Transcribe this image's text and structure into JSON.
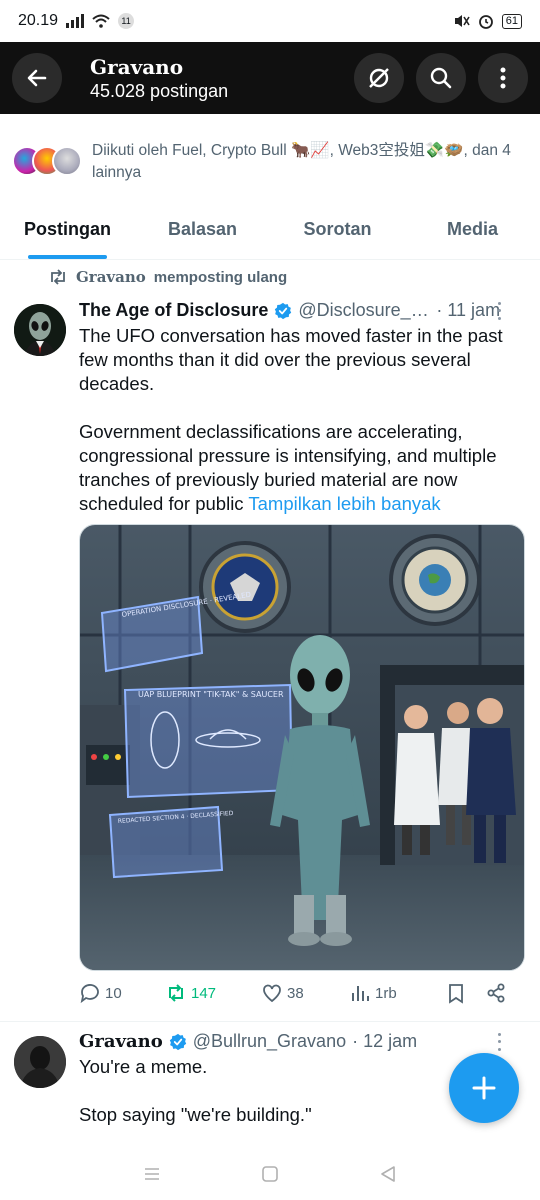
{
  "status_bar": {
    "time": "20.19",
    "notif_count": "11",
    "battery": "61"
  },
  "profile": {
    "name": "Gravano",
    "posts_count": "45.028 postingan"
  },
  "followed_by": {
    "text": "Diikuti oleh Fuel, Crypto Bull 🐂📈, Web3空投姐💸🪺, dan 4 lainnya"
  },
  "tabs": [
    {
      "label": "Postingan",
      "active": true
    },
    {
      "label": "Balasan",
      "active": false
    },
    {
      "label": "Sorotan",
      "active": false
    },
    {
      "label": "Media",
      "active": false
    }
  ],
  "repost": {
    "name": "Gravano",
    "label": "memposting ulang"
  },
  "tweet1": {
    "display_name": "The Age of Disclosure",
    "handle": "@Disclosure_S...",
    "time": "· 11 jam",
    "paragraph1": "The UFO conversation has moved faster in the past few months than it did over the previous several decades.",
    "paragraph2": "Government declassifications are accelerating, congressional pressure is intensifying, and multiple tranches of previously buried material are now scheduled for public",
    "show_more": "Tampilkan lebih banyak",
    "image_labels": {
      "panel_top": "OPERATION DISCLOSURE · REVEALED",
      "panel_mid": "UAP BLUEPRINT \"TIK-TAK\" & SAUCER",
      "panel_bottom": "REDACTED SECTION 4 · DECLASSIFIED"
    },
    "stats": {
      "replies": "10",
      "reposts": "147",
      "likes": "38",
      "views": "1rb"
    }
  },
  "tweet2": {
    "display_name": "Gravano",
    "handle": "@Bullrun_Gravano",
    "time": "· 12 jam",
    "paragraph1": "You're a meme.",
    "paragraph2": "Stop saying \"we're building.\""
  },
  "colors": {
    "accent": "#1d9bf0",
    "repost_green": "#00ba7c",
    "header_bg": "#101010"
  }
}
_ _ _
▶ Exercise goal: Pictures are not part of the copy; output everything else in the records exactly.

▶ Reply:
Transcribe this image's text and structure into JSON.
{
  "status_bar": {
    "time": "20.19",
    "notif_count": "11",
    "battery": "61"
  },
  "profile": {
    "name": "Gravano",
    "posts_count": "45.028 postingan"
  },
  "followed_by": {
    "text": "Diikuti oleh Fuel, Crypto Bull 🐂📈, Web3空投姐💸🪺, dan 4 lainnya"
  },
  "tabs": [
    {
      "label": "Postingan",
      "active": true
    },
    {
      "label": "Balasan",
      "active": false
    },
    {
      "label": "Sorotan",
      "active": false
    },
    {
      "label": "Media",
      "active": false
    }
  ],
  "repost": {
    "name": "Gravano",
    "label": "memposting ulang"
  },
  "tweet1": {
    "display_name": "The Age of Disclosure",
    "handle": "@Disclosure_S...",
    "time": "· 11 jam",
    "paragraph1": "The UFO conversation has moved faster in the past few months than it did over the previous several decades.",
    "paragraph2": "Government declassifications are accelerating, congressional pressure is intensifying, and multiple tranches of previously buried material are now scheduled for public",
    "show_more": "Tampilkan lebih banyak",
    "image_labels": {
      "panel_top": "OPERATION DISCLOSURE · REVEALED",
      "panel_mid": "UAP BLUEPRINT \"TIK-TAK\" & SAUCER",
      "panel_bottom": "REDACTED SECTION 4 · DECLASSIFIED"
    },
    "stats": {
      "replies": "10",
      "reposts": "147",
      "likes": "38",
      "views": "1rb"
    }
  },
  "tweet2": {
    "display_name": "Gravano",
    "handle": "@Bullrun_Gravano",
    "time": "· 12 jam",
    "paragraph1": "You're a meme.",
    "paragraph2": "Stop saying \"we're building.\""
  },
  "colors": {
    "accent": "#1d9bf0",
    "repost_green": "#00ba7c",
    "header_bg": "#101010"
  }
}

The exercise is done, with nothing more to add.